- The task
Tally the lines with the word "точки" and report the number alone.

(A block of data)
□ □ □ □
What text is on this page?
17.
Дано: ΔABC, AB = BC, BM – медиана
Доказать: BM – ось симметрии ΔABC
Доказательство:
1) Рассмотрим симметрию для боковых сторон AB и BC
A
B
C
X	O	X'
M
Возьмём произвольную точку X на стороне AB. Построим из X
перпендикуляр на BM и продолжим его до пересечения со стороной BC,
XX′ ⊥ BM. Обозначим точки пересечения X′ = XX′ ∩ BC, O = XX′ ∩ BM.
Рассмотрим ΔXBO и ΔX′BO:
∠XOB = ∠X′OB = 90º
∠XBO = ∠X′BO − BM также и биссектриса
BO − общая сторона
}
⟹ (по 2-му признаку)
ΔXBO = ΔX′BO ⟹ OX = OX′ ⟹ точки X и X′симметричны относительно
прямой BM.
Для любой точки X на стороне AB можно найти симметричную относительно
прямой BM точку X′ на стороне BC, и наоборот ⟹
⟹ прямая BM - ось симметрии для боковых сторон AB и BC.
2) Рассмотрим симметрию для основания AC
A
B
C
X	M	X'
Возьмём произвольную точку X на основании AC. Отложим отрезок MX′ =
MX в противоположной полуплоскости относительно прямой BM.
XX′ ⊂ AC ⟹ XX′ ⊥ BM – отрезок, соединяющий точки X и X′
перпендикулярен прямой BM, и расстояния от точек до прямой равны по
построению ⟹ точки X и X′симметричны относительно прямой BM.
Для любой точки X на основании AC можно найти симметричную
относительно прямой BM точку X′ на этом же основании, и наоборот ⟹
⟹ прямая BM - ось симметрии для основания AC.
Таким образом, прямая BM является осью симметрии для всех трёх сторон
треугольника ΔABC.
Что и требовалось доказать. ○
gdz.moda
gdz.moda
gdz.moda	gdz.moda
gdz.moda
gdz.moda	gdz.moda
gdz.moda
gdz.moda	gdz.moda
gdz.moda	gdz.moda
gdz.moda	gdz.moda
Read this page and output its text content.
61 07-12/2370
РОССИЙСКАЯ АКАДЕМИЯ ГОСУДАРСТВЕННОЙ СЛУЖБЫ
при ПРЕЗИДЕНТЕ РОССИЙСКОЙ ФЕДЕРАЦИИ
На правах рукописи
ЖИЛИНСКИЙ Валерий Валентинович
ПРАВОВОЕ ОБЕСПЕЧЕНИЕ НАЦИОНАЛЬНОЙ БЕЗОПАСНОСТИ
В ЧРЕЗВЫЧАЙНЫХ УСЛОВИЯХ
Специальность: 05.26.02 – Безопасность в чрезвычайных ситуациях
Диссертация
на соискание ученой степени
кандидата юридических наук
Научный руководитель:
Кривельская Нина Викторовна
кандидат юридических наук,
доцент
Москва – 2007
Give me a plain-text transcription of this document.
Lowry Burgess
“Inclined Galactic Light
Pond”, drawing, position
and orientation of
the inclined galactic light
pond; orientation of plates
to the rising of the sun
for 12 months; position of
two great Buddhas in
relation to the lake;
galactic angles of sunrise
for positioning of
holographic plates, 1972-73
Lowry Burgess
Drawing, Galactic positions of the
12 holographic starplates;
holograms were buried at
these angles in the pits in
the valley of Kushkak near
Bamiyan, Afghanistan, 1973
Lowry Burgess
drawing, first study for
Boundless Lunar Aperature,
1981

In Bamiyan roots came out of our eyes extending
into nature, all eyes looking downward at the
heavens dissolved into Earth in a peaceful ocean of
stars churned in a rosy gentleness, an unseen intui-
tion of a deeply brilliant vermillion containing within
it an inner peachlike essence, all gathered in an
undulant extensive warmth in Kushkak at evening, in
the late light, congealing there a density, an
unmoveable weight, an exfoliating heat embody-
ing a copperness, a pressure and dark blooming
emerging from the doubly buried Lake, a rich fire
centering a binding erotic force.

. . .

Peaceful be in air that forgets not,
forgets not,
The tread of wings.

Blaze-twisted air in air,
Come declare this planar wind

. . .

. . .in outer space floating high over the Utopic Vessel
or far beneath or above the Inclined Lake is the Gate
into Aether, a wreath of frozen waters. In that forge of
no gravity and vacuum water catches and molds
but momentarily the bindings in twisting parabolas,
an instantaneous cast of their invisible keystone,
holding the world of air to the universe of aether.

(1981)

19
□ □ □ □
- Answer to the exercise
6